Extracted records
__________________________________________________

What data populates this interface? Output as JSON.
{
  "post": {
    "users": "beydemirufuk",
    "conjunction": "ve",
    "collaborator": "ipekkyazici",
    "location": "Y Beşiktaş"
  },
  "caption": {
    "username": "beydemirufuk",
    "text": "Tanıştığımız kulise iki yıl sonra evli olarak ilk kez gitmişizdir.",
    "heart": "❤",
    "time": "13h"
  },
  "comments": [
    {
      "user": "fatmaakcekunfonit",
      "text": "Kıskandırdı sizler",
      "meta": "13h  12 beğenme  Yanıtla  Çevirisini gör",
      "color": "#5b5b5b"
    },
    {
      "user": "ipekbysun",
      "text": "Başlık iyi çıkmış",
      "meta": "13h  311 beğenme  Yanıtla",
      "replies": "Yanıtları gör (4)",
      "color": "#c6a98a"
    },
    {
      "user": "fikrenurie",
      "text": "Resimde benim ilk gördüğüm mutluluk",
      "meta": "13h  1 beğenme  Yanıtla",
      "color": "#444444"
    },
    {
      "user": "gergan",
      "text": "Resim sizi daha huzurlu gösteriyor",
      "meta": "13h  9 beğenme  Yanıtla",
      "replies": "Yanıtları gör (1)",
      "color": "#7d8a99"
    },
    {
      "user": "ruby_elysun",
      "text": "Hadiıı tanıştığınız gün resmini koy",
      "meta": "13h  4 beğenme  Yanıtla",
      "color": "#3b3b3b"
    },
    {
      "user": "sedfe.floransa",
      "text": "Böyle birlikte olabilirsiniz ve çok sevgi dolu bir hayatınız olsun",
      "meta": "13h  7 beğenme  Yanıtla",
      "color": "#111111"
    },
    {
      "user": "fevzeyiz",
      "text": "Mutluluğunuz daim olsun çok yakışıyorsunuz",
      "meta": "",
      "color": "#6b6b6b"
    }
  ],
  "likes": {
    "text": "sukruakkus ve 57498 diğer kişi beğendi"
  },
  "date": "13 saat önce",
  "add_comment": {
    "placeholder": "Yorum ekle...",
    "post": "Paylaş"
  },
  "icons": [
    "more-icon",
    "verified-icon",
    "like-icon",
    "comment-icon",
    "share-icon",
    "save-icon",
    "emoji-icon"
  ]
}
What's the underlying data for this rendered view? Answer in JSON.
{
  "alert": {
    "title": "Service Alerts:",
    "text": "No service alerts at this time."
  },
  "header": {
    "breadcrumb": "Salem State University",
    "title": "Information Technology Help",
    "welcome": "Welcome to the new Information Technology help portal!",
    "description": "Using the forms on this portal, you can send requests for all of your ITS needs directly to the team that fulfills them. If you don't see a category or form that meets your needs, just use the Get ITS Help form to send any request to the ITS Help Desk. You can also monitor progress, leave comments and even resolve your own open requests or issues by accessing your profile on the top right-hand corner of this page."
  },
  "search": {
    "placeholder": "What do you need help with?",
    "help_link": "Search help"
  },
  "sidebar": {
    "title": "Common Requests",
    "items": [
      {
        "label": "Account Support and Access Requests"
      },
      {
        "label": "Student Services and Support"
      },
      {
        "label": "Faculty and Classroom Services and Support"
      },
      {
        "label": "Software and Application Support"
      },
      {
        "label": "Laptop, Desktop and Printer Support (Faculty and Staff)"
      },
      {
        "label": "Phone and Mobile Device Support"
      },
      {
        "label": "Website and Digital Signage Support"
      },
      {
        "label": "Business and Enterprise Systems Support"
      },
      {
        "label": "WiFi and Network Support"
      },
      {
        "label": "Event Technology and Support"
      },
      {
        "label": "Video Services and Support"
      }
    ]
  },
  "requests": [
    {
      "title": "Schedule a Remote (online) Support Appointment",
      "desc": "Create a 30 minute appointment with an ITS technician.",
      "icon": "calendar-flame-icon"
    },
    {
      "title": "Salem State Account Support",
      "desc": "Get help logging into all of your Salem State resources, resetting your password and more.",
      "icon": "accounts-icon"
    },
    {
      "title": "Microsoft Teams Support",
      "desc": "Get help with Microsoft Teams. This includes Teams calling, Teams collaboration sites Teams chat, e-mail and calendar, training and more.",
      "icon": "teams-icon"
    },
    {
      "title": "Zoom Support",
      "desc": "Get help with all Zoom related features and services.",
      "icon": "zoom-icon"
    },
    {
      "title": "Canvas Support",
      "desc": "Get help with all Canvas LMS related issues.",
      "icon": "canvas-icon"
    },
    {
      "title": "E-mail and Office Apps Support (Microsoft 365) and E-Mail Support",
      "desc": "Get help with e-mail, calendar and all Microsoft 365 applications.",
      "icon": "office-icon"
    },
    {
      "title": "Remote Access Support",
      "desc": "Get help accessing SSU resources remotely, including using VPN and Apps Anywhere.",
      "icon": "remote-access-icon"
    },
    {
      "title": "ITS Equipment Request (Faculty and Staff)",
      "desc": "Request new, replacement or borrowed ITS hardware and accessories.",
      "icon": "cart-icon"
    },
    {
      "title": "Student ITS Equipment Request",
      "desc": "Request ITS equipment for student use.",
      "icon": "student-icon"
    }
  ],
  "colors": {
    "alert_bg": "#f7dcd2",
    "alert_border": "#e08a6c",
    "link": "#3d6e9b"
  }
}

__________________________________________________

_Description of the task_
Determine how many lines of the listing hold the word "your" and reply with that figure alone.

_Full answer_
2